▸ **MATERIAL FOR THIS EXERCISE**:
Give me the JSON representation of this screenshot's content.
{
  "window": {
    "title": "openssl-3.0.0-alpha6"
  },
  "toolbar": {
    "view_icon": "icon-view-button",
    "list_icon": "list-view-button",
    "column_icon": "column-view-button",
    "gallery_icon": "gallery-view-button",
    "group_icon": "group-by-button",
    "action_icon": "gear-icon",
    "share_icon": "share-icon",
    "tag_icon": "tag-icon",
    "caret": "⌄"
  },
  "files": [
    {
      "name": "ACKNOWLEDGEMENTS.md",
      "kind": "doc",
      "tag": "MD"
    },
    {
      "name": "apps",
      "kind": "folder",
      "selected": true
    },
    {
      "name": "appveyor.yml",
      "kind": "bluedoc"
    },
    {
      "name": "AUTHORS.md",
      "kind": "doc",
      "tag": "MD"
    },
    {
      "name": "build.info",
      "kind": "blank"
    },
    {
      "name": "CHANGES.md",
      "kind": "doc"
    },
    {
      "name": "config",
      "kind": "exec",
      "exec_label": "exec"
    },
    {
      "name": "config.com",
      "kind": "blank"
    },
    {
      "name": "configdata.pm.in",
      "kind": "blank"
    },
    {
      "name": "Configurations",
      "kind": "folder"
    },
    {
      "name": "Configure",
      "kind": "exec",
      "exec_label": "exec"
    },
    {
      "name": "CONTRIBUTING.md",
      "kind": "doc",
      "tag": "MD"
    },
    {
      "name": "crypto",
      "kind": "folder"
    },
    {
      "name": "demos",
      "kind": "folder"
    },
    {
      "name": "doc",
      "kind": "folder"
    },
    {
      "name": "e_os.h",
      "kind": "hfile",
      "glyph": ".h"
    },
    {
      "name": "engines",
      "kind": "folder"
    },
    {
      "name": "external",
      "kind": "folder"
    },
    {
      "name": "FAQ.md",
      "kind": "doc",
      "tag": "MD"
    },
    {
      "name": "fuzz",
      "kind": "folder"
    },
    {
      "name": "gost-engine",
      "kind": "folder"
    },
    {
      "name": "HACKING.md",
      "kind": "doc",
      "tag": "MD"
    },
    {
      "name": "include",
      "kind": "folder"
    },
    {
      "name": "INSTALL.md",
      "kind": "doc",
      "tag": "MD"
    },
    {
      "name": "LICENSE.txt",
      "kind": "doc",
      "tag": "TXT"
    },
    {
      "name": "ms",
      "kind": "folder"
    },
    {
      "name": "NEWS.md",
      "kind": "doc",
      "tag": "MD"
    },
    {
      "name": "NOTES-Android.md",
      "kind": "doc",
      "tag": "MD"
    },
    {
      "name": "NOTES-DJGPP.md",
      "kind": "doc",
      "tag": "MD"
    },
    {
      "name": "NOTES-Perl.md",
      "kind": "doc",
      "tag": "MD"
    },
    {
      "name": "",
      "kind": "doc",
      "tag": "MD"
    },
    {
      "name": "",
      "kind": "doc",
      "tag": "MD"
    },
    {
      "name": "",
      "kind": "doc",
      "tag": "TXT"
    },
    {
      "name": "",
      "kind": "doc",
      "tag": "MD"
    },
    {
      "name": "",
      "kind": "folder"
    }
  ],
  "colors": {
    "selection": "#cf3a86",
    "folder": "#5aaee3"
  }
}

▸ **WORK TO DO**:
From the entries above, copy out every line where the string "button" appears.

▸ **SOLUTION TO THIS PROBLEM**:
    "view_icon": "icon-view-button",
    "list_icon": "list-view-button",
    "column_icon": "column-view-button",
    "gallery_icon": "gallery-view-button",
    "group_icon": "group-by-button",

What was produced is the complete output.